Short exercise: Each entry must be given again exactly; images do not belong in the copy.

Collection entries:
---*---

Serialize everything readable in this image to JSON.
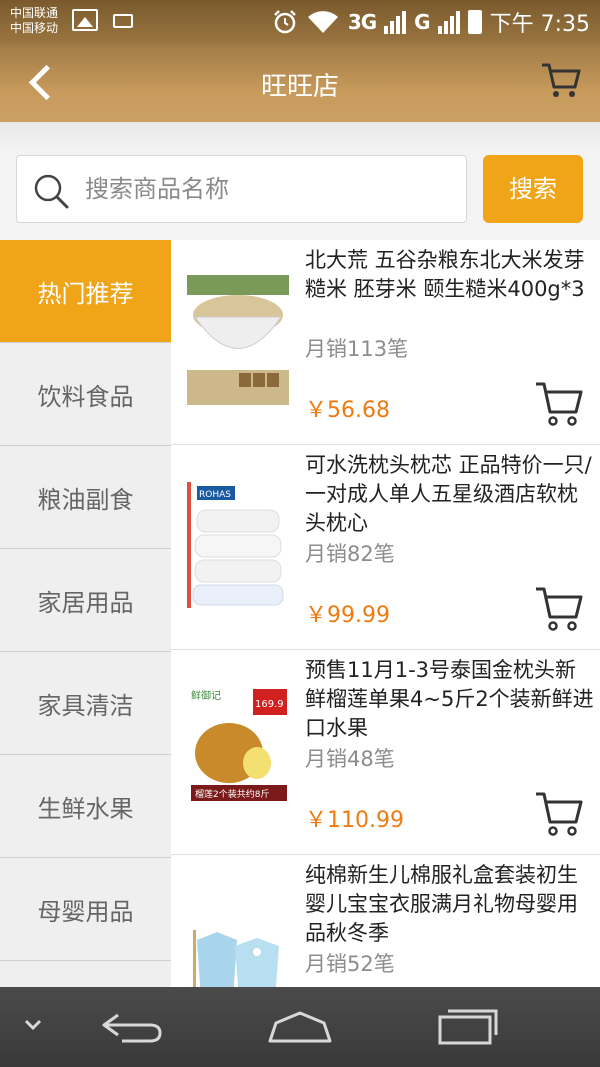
{
  "status_bar": {
    "carrier_1": "中国联通",
    "carrier_2": "中国移动",
    "sig1": "3G",
    "sig2": "G",
    "time": "下午 7:35"
  },
  "header": {
    "title": "旺旺店",
    "back_icon": "back-arrow-icon",
    "cart_icon": "cart-icon"
  },
  "search": {
    "placeholder": "搜索商品名称",
    "button_label": "搜索"
  },
  "colors": {
    "accent": "#f0a418",
    "price": "#ee7a12",
    "header": "#c79a5c"
  },
  "sidebar": {
    "items": [
      {
        "label": "热门推荐",
        "active": true
      },
      {
        "label": "饮料食品",
        "active": false
      },
      {
        "label": "粮油副食",
        "active": false
      },
      {
        "label": "家居用品",
        "active": false
      },
      {
        "label": "家具清洁",
        "active": false
      },
      {
        "label": "生鲜水果",
        "active": false
      },
      {
        "label": "母婴用品",
        "active": false
      }
    ]
  },
  "products": [
    {
      "title": "北大荒 五谷杂粮东北大米发芽糙米 胚芽米 颐生糙米400g*3",
      "sales": "月销113笔",
      "price": "￥56.68"
    },
    {
      "title": "可水洗枕头枕芯 正品特价一只/一对成人单人五星级酒店软枕头枕心",
      "sales": "月销82笔",
      "price": "￥99.99",
      "image_text": "ROHAS"
    },
    {
      "title": "预售11月1-3号泰国金枕头新鲜榴莲单果4~5斤2个装新鲜进口水果",
      "sales": "月销48笔",
      "price": "￥110.99",
      "image_text": "鲜御记",
      "image_price": "169.9",
      "image_caption": "榴莲2个装共约8斤"
    },
    {
      "title": "纯棉新生儿棉服礼盒套装初生婴儿宝宝衣服满月礼物母婴用品秋冬季",
      "sales": "月销52笔",
      "price": ""
    }
  ],
  "nav_bar": {
    "icons": [
      "chevron-down-icon",
      "back-nav-icon",
      "home-icon",
      "recent-apps-icon"
    ]
  }
}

---*---

Response:
Serialize everything readable in this image to JSON.
{
  "status_bar": {
    "carrier_1": "中国联通",
    "carrier_2": "中国移动",
    "sig1": "3G",
    "sig2": "G",
    "time": "下午 7:35"
  },
  "header": {
    "title": "旺旺店",
    "back_icon": "back-arrow-icon",
    "cart_icon": "cart-icon"
  },
  "search": {
    "placeholder": "搜索商品名称",
    "button_label": "搜索"
  },
  "colors": {
    "accent": "#f0a418",
    "price": "#ee7a12",
    "header": "#c79a5c"
  },
  "sidebar": {
    "items": [
      {
        "label": "热门推荐",
        "active": true
      },
      {
        "label": "饮料食品",
        "active": false
      },
      {
        "label": "粮油副食",
        "active": false
      },
      {
        "label": "家居用品",
        "active": false
      },
      {
        "label": "家具清洁",
        "active": false
      },
      {
        "label": "生鲜水果",
        "active": false
      },
      {
        "label": "母婴用品",
        "active": false
      }
    ]
  },
  "products": [
    {
      "title": "北大荒 五谷杂粮东北大米发芽糙米 胚芽米 颐生糙米400g*3",
      "sales": "月销113笔",
      "price": "￥56.68"
    },
    {
      "title": "可水洗枕头枕芯 正品特价一只/一对成人单人五星级酒店软枕头枕心",
      "sales": "月销82笔",
      "price": "￥99.99",
      "image_text": "ROHAS"
    },
    {
      "title": "预售11月1-3号泰国金枕头新鲜榴莲单果4~5斤2个装新鲜进口水果",
      "sales": "月销48笔",
      "price": "￥110.99",
      "image_text": "鲜御记",
      "image_price": "169.9",
      "image_caption": "榴莲2个装共约8斤"
    },
    {
      "title": "纯棉新生儿棉服礼盒套装初生婴儿宝宝衣服满月礼物母婴用品秋冬季",
      "sales": "月销52笔",
      "price": ""
    }
  ],
  "nav_bar": {
    "icons": [
      "chevron-down-icon",
      "back-nav-icon",
      "home-icon",
      "recent-apps-icon"
    ]
  }
}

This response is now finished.